■ SET TASK
Print the records below word for word, but leave out the pictures.

■ INFORMATION SHOWN
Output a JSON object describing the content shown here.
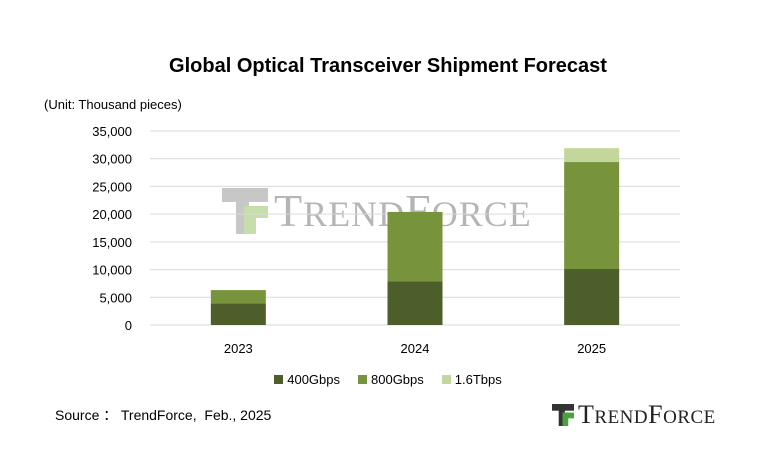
{
  "chart_data": {
    "type": "bar",
    "stacked": true,
    "title": "Global Optical Transceiver Shipment Forecast",
    "unit_label": "(Unit: Thousand pieces)",
    "categories": [
      "2023",
      "2024",
      "2025"
    ],
    "series": [
      {
        "name": "400Gbps",
        "values": [
          3900,
          7900,
          10100
        ],
        "color": "#4e5e2a"
      },
      {
        "name": "800Gbps",
        "values": [
          2400,
          12500,
          19300
        ],
        "color": "#77933c"
      },
      {
        "name": "1.6Tbps",
        "values": [
          0,
          0,
          2500
        ],
        "color": "#c3d69b"
      }
    ],
    "ylim": [
      0,
      35000
    ],
    "yticks": [
      "35,000",
      "30,000",
      "25,000",
      "20,000",
      "15,000",
      "10,000",
      "5,000",
      "0"
    ],
    "grid": true,
    "legend_position": "bottom"
  },
  "source_text": "Source ： TrendForce,  Feb., 2025",
  "logo": {
    "word_first": "T",
    "word_rest_a": "REND",
    "word_mid": "F",
    "word_rest_b": "ORCE",
    "icon": "trendforce-logo-icon"
  }
}
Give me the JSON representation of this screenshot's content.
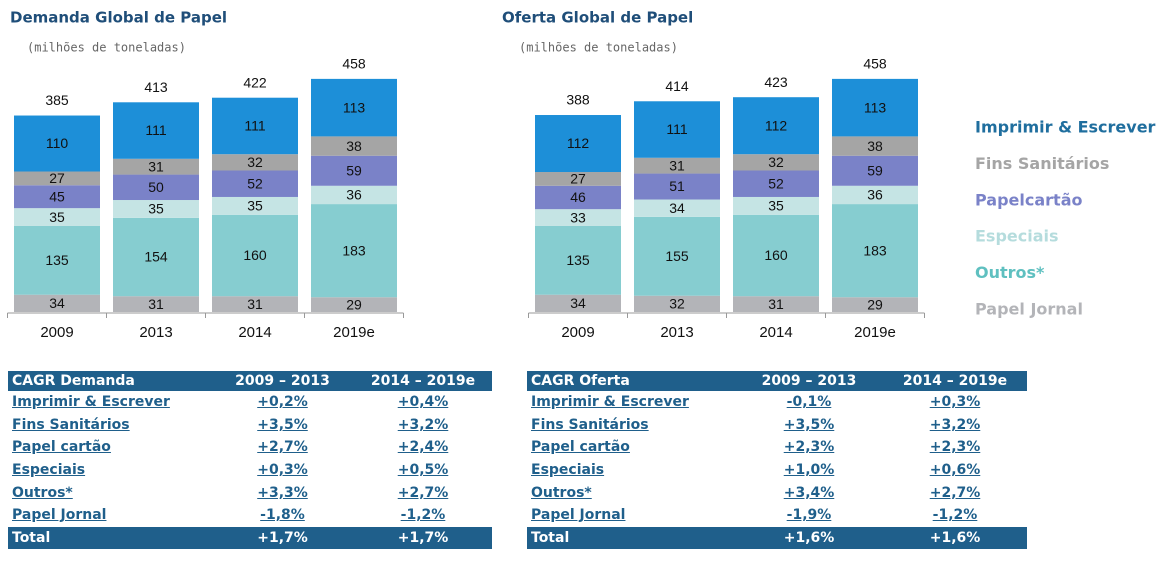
{
  "chart_data": [
    {
      "type": "stacked-bar",
      "title": "Demanda Global de Papel",
      "subtitle": "(milhões de toneladas)",
      "categories": [
        "2009",
        "2013",
        "2014",
        "2019e"
      ],
      "totals": [
        385,
        413,
        422,
        458
      ],
      "series": [
        {
          "color": "#b3b4b8",
          "values": [
            34,
            31,
            31,
            29
          ]
        },
        {
          "color": "#86cdd0",
          "values": [
            135,
            154,
            160,
            183
          ]
        },
        {
          "color": "#c5e4e4",
          "values": [
            35,
            35,
            35,
            36
          ]
        },
        {
          "color": "#7a82c8",
          "values": [
            45,
            50,
            52,
            59
          ]
        },
        {
          "color": "#a5a5a5",
          "values": [
            27,
            31,
            32,
            38
          ]
        },
        {
          "color": "#1d8fd8",
          "values": [
            110,
            111,
            111,
            113
          ]
        }
      ]
    },
    {
      "type": "stacked-bar",
      "title": "Oferta Global de Papel",
      "subtitle": "(milhões de toneladas)",
      "categories": [
        "2009",
        "2013",
        "2014",
        "2019e"
      ],
      "totals": [
        388,
        414,
        423,
        458
      ],
      "series": [
        {
          "name": "Papel Jornal",
          "color": "#b3b4b8",
          "values": [
            34,
            32,
            31,
            29
          ]
        },
        {
          "name": "Outros*",
          "color": "#86cdd0",
          "values": [
            135,
            155,
            160,
            183
          ]
        },
        {
          "name": "Especiais",
          "color": "#c5e4e4",
          "values": [
            33,
            34,
            35,
            36
          ]
        },
        {
          "name": "Papelcartão",
          "color": "#7a82c8",
          "values": [
            46,
            51,
            52,
            59
          ]
        },
        {
          "name": "Fins Sanitários",
          "color": "#a5a5a5",
          "values": [
            27,
            31,
            32,
            38
          ]
        },
        {
          "name": "Imprimir & Escrever",
          "color": "#1d8fd8",
          "values": [
            112,
            111,
            112,
            113
          ]
        }
      ]
    }
  ],
  "tables": [
    {
      "header": [
        "CAGR Demanda",
        "2009 – 2013",
        "2014 – 2019e"
      ],
      "rows": [
        [
          "Imprimir & Escrever",
          "+0,2%",
          "+0,4%"
        ],
        [
          "Fins Sanitários",
          "+3,5%",
          "+3,2%"
        ],
        [
          "Papel cartão",
          "+2,7%",
          "+2,4%"
        ],
        [
          "Especiais",
          "+0,3%",
          "+0,5%"
        ],
        [
          "Outros*",
          "+3,3%",
          "+2,7%"
        ],
        [
          "Papel Jornal",
          "-1,8%",
          "-1,2%"
        ],
        [
          "Total",
          "+1,7%",
          "+1,7%"
        ]
      ]
    },
    {
      "header": [
        "CAGR Oferta",
        "2009 – 2013",
        "2014 – 2019e"
      ],
      "rows": [
        [
          "Imprimir & Escrever",
          "-0,1%",
          "+0,3%"
        ],
        [
          "Fins Sanitários",
          "+3,5%",
          "+3,2%"
        ],
        [
          "Papel cartão",
          "+2,3%",
          "+2,3%"
        ],
        [
          "Especiais",
          "+1,0%",
          "+0,6%"
        ],
        [
          "Outros*",
          "+3,4%",
          "+2,7%"
        ],
        [
          "Papel Jornal",
          "-1,9%",
          "-1,2%"
        ],
        [
          "Total",
          "+1,6%",
          "+1,6%"
        ]
      ]
    }
  ]
}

■ WRITTEN SOLUTION
Output a JSON object describing the content shown here.
{
  "chart_data": {
    "type": "bar",
    "stacked": true,
    "title": "Global Optical Transceiver Shipment Forecast",
    "unit_label": "(Unit: Thousand pieces)",
    "categories": [
      "2023",
      "2024",
      "2025"
    ],
    "series": [
      {
        "name": "400Gbps",
        "values": [
          3900,
          7900,
          10100
        ],
        "color": "#4e5e2a"
      },
      {
        "name": "800Gbps",
        "values": [
          2400,
          12500,
          19300
        ],
        "color": "#77933c"
      },
      {
        "name": "1.6Tbps",
        "values": [
          0,
          0,
          2500
        ],
        "color": "#c3d69b"
      }
    ],
    "ylim": [
      0,
      35000
    ],
    "yticks": [
      "35,000",
      "30,000",
      "25,000",
      "20,000",
      "15,000",
      "10,000",
      "5,000",
      "0"
    ],
    "grid": true,
    "legend_position": "bottom"
  },
  "source_text": "Source ： TrendForce,  Feb., 2025",
  "logo": {
    "word_first": "T",
    "word_rest_a": "REND",
    "word_mid": "F",
    "word_rest_b": "ORCE",
    "icon": "trendforce-logo-icon"
  }
}
Give me the JSON representation of this screenshot's content.
{
  "chart_data": [
    {
      "type": "stacked-bar",
      "title": "Demanda Global de Papel",
      "subtitle": "(milhões de toneladas)",
      "categories": [
        "2009",
        "2013",
        "2014",
        "2019e"
      ],
      "totals": [
        385,
        413,
        422,
        458
      ],
      "series": [
        {
          "color": "#b3b4b8",
          "values": [
            34,
            31,
            31,
            29
          ]
        },
        {
          "color": "#86cdd0",
          "values": [
            135,
            154,
            160,
            183
          ]
        },
        {
          "color": "#c5e4e4",
          "values": [
            35,
            35,
            35,
            36
          ]
        },
        {
          "color": "#7a82c8",
          "values": [
            45,
            50,
            52,
            59
          ]
        },
        {
          "color": "#a5a5a5",
          "values": [
            27,
            31,
            32,
            38
          ]
        },
        {
          "color": "#1d8fd8",
          "values": [
            110,
            111,
            111,
            113
          ]
        }
      ]
    },
    {
      "type": "stacked-bar",
      "title": "Oferta Global de Papel",
      "subtitle": "(milhões de toneladas)",
      "categories": [
        "2009",
        "2013",
        "2014",
        "2019e"
      ],
      "totals": [
        388,
        414,
        423,
        458
      ],
      "series": [
        {
          "name": "Papel Jornal",
          "color": "#b3b4b8",
          "values": [
            34,
            32,
            31,
            29
          ]
        },
        {
          "name": "Outros*",
          "color": "#86cdd0",
          "values": [
            135,
            155,
            160,
            183
          ]
        },
        {
          "name": "Especiais",
          "color": "#c5e4e4",
          "values": [
            33,
            34,
            35,
            36
          ]
        },
        {
          "name": "Papelcartão",
          "color": "#7a82c8",
          "values": [
            46,
            51,
            52,
            59
          ]
        },
        {
          "name": "Fins Sanitários",
          "color": "#a5a5a5",
          "values": [
            27,
            31,
            32,
            38
          ]
        },
        {
          "name": "Imprimir & Escrever",
          "color": "#1d8fd8",
          "values": [
            112,
            111,
            112,
            113
          ]
        }
      ]
    }
  ],
  "tables": [
    {
      "header": [
        "CAGR Demanda",
        "2009 – 2013",
        "2014 – 2019e"
      ],
      "rows": [
        [
          "Imprimir & Escrever",
          "+0,2%",
          "+0,4%"
        ],
        [
          "Fins Sanitários",
          "+3,5%",
          "+3,2%"
        ],
        [
          "Papel cartão",
          "+2,7%",
          "+2,4%"
        ],
        [
          "Especiais",
          "+0,3%",
          "+0,5%"
        ],
        [
          "Outros*",
          "+3,3%",
          "+2,7%"
        ],
        [
          "Papel Jornal",
          "-1,8%",
          "-1,2%"
        ],
        [
          "Total",
          "+1,7%",
          "+1,7%"
        ]
      ]
    },
    {
      "header": [
        "CAGR Oferta",
        "2009 – 2013",
        "2014 – 2019e"
      ],
      "rows": [
        [
          "Imprimir & Escrever",
          "-0,1%",
          "+0,3%"
        ],
        [
          "Fins Sanitários",
          "+3,5%",
          "+3,2%"
        ],
        [
          "Papel cartão",
          "+2,3%",
          "+2,3%"
        ],
        [
          "Especiais",
          "+1,0%",
          "+0,6%"
        ],
        [
          "Outros*",
          "+3,4%",
          "+2,7%"
        ],
        [
          "Papel Jornal",
          "-1,9%",
          "-1,2%"
        ],
        [
          "Total",
          "+1,6%",
          "+1,6%"
        ]
      ]
    }
  ]
}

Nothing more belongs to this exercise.